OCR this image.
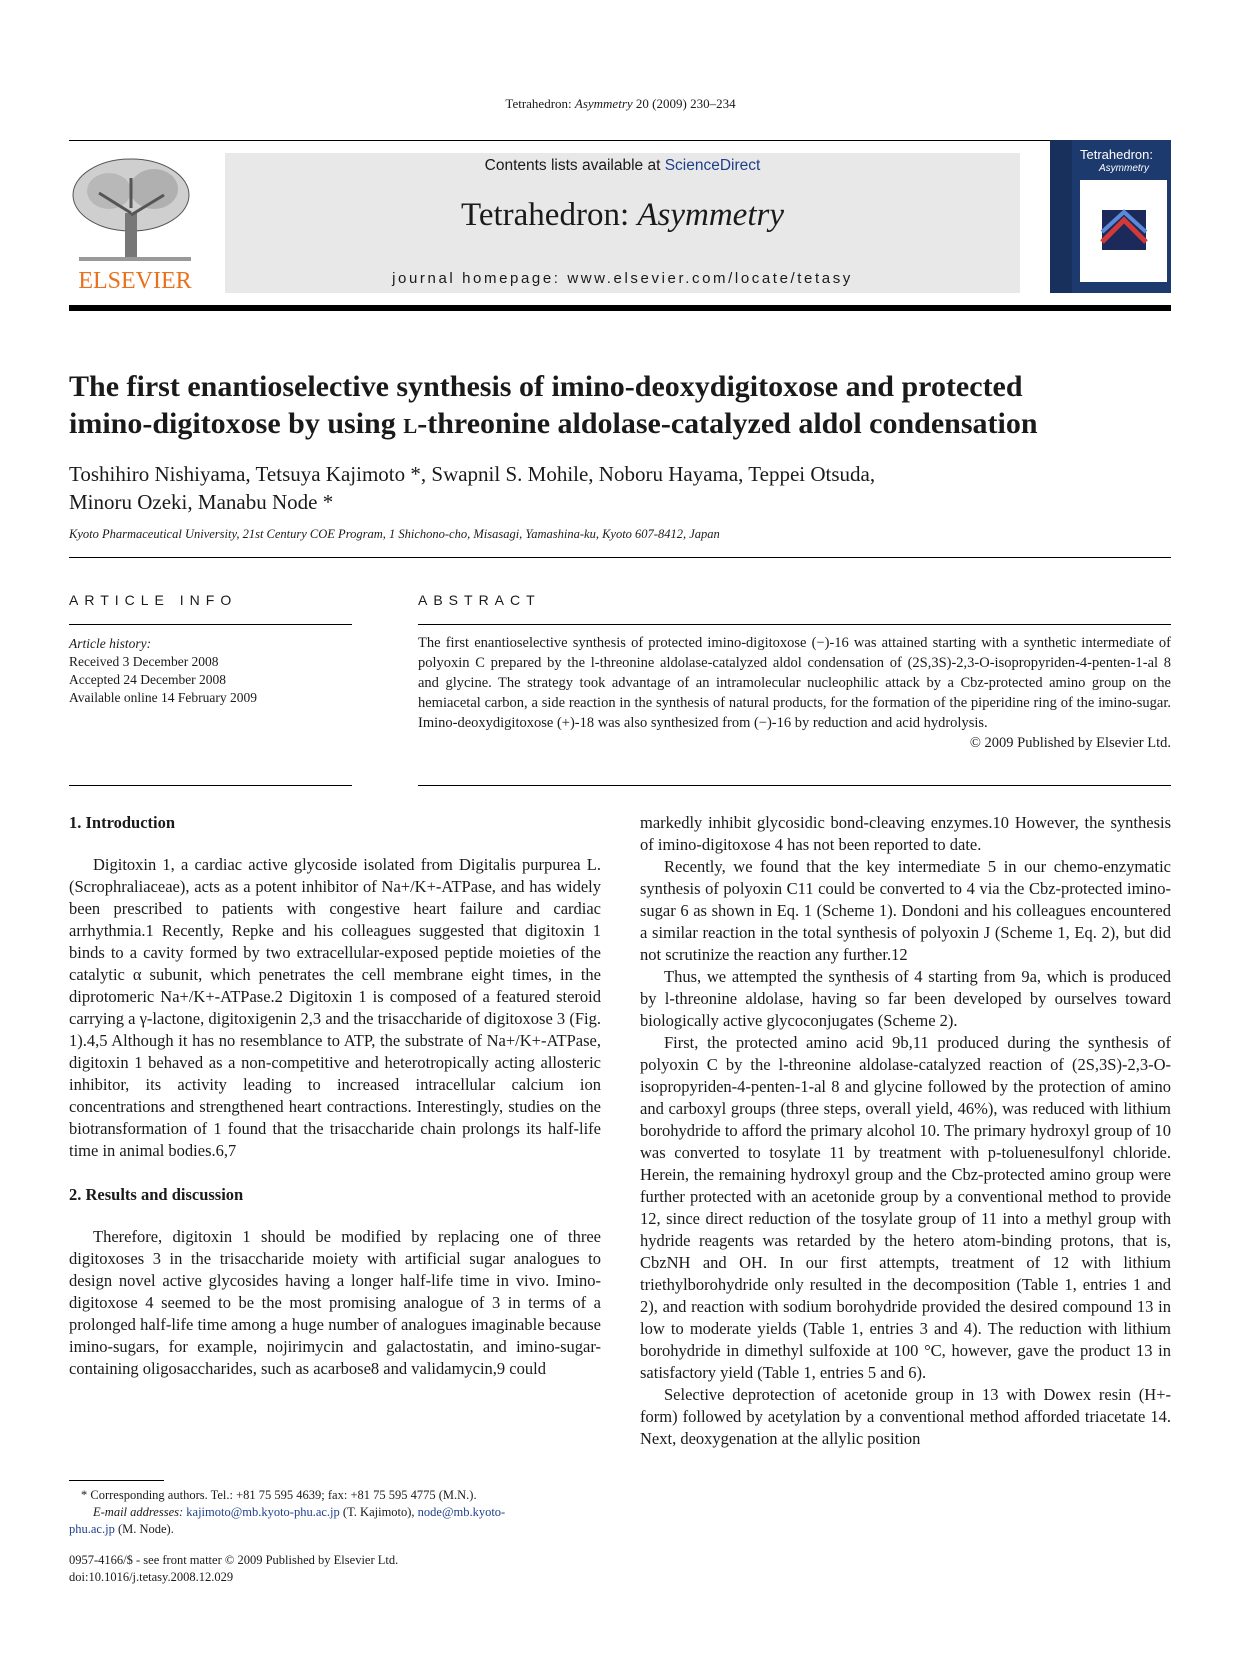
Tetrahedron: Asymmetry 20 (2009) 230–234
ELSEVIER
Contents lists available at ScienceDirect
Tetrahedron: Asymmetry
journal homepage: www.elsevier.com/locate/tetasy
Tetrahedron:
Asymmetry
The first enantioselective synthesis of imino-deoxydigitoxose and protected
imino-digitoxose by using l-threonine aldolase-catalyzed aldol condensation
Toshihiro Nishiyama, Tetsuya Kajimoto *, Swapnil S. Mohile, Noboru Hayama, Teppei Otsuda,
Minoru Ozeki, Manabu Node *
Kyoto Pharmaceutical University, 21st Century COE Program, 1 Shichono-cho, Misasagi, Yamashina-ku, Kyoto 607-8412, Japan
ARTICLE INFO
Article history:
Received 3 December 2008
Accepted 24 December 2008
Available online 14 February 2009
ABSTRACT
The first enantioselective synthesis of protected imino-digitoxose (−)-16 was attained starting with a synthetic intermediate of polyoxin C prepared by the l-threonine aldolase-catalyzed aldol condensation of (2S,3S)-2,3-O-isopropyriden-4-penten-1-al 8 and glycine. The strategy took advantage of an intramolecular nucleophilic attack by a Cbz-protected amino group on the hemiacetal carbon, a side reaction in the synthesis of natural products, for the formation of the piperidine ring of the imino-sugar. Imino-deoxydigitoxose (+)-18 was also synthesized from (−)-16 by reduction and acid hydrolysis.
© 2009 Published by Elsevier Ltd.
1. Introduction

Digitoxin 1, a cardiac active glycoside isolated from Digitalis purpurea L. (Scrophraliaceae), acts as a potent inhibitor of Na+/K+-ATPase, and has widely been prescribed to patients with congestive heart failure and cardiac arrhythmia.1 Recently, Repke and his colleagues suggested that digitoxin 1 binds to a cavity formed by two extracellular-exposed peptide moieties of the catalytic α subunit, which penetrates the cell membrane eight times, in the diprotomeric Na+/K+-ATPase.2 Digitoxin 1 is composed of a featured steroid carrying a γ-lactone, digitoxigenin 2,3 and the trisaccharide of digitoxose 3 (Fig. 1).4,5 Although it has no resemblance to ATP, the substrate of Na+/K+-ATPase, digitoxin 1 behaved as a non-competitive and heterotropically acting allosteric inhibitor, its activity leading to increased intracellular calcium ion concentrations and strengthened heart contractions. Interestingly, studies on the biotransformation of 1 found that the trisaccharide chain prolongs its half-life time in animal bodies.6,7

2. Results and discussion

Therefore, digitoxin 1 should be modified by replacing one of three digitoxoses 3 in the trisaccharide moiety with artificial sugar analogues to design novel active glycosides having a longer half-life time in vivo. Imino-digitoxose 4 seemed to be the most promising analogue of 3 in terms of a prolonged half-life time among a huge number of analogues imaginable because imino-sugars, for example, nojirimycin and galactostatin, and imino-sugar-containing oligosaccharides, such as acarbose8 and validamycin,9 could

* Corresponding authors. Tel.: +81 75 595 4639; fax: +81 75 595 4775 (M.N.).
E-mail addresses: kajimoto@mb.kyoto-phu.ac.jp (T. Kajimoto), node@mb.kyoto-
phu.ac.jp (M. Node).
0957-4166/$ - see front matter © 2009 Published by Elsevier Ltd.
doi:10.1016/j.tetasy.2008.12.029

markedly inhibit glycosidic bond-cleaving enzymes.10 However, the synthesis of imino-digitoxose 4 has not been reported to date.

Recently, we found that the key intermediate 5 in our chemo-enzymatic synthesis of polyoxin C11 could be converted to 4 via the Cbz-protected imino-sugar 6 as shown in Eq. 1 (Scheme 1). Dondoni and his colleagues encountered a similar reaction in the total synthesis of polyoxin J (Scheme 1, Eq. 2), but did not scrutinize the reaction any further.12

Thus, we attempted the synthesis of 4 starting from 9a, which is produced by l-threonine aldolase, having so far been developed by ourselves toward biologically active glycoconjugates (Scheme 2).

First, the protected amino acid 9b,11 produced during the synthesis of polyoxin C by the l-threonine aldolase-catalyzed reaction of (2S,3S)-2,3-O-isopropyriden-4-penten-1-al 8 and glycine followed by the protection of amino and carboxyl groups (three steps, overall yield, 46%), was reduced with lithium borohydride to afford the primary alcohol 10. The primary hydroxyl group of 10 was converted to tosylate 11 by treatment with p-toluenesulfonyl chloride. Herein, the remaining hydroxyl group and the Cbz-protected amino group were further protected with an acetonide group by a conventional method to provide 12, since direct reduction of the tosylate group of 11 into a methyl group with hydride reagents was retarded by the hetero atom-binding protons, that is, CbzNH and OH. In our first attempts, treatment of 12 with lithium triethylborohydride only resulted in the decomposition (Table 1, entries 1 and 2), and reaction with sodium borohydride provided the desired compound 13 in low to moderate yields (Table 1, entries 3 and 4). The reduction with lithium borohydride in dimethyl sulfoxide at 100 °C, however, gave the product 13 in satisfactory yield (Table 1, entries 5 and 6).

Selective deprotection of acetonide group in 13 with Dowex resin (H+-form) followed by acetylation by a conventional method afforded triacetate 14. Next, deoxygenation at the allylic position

--

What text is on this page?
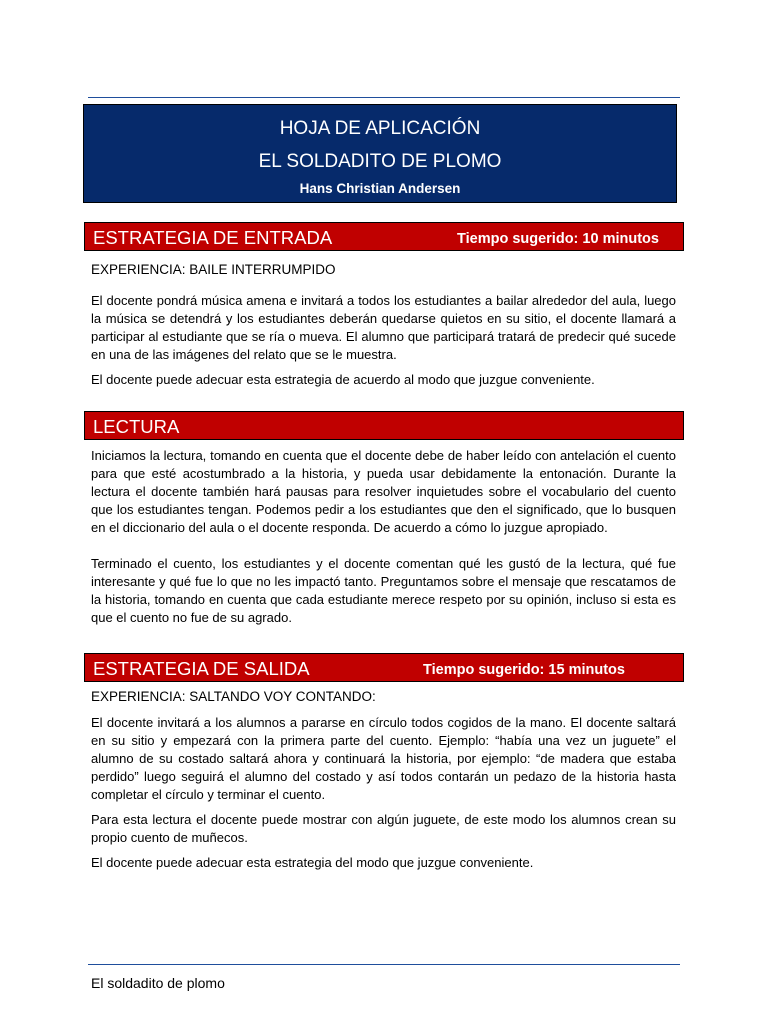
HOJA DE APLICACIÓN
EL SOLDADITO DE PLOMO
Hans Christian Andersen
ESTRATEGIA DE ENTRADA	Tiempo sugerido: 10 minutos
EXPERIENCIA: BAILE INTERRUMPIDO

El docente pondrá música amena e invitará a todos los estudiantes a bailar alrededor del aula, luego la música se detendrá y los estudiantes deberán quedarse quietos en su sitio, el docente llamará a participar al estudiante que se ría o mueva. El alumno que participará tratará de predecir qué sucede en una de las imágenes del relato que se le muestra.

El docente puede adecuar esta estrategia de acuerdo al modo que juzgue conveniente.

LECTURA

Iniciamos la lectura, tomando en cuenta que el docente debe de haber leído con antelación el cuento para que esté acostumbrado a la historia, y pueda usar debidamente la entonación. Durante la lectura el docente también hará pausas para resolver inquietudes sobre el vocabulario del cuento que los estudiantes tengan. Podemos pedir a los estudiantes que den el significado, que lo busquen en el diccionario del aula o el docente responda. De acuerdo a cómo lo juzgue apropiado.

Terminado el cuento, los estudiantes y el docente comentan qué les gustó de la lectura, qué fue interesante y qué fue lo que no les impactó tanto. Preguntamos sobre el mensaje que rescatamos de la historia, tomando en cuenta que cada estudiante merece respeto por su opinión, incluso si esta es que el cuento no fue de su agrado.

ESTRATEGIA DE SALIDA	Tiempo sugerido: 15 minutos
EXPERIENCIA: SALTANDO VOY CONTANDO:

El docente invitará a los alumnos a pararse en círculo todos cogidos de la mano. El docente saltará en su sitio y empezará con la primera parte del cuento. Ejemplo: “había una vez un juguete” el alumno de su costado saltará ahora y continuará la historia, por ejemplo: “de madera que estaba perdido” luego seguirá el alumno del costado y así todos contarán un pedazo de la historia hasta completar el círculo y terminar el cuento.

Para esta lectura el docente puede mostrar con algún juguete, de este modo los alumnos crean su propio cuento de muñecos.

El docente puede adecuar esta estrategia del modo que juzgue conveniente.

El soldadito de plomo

### [REQUIRED ACTION]
Reproduce every line in the records above that contains the word "conveniente".

### [SOLUTION]
El docente puede adecuar esta estrategia de acuerdo al modo que juzgue conveniente.
El docente puede adecuar esta estrategia del modo que juzgue conveniente.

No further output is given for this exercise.